*TASK INPUT*
———

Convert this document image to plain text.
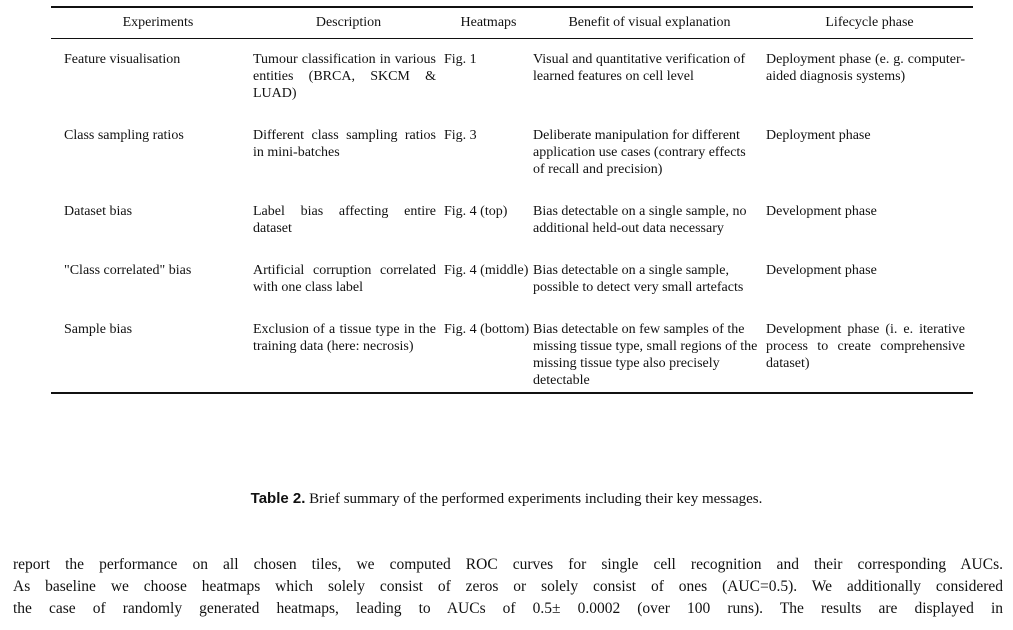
Experiments	Description	Heatmaps	Benefit of visual explanation	Lifecycle phase

Feature visualisation	Tumour classification in various entities (BRCA, SKCM & LUAD)	Fig. 1	Visual and quantitative verification of learned features on cell level	Deployment phase (e. g. computer-aided diagnosis systems)

Class sampling ratios	Different class sampling ratios in mini-batches	Fig. 3	Deliberate manipulation for different application use cases (contrary effects of recall and precision)	Deployment phase

Dataset bias	Label bias affecting entire dataset	Fig. 4 (top)	Bias detectable on a single sample, no additional held-out data necessary	Development phase

"Class correlated" bias	Artificial corruption correlated with one class label	Fig. 4 (middle)	Bias detectable on a single sample, possible to detect very small artefacts	Development phase

Sample bias	Exclusion of a tissue type in the training data (here: necrosis)	Fig. 4 (bottom)	Bias detectable on few samples of the missing tissue type, small regions of the missing tissue type also precisely detectable	Development phase (i. e. iterative process to create comprehensive dataset)
Table 2. Brief summary of the performed experiments including their key messages.

report the performance on all chosen tiles, we computed ROC curves for single cell recognition and their corresponding AUCs.

As baseline we choose heatmaps which solely consist of zeros or solely consist of ones (AUC=0.5). We additionally considered

the case of randomly generated heatmaps, leading to AUCs of 0.5± 0.0002 (over 100 runs). The results are displayed in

———

*WRITTEN PROBLEM*
Show the lines of the records that include the string "AUCs".

*FINAL RESULT*
report the performance on all chosen tiles, we computed ROC curves for single cell recognition and their corresponding AUCs.
the case of randomly generated heatmaps, leading to AUCs of 0.5± 0.0002 (over 100 runs). The results are displayed in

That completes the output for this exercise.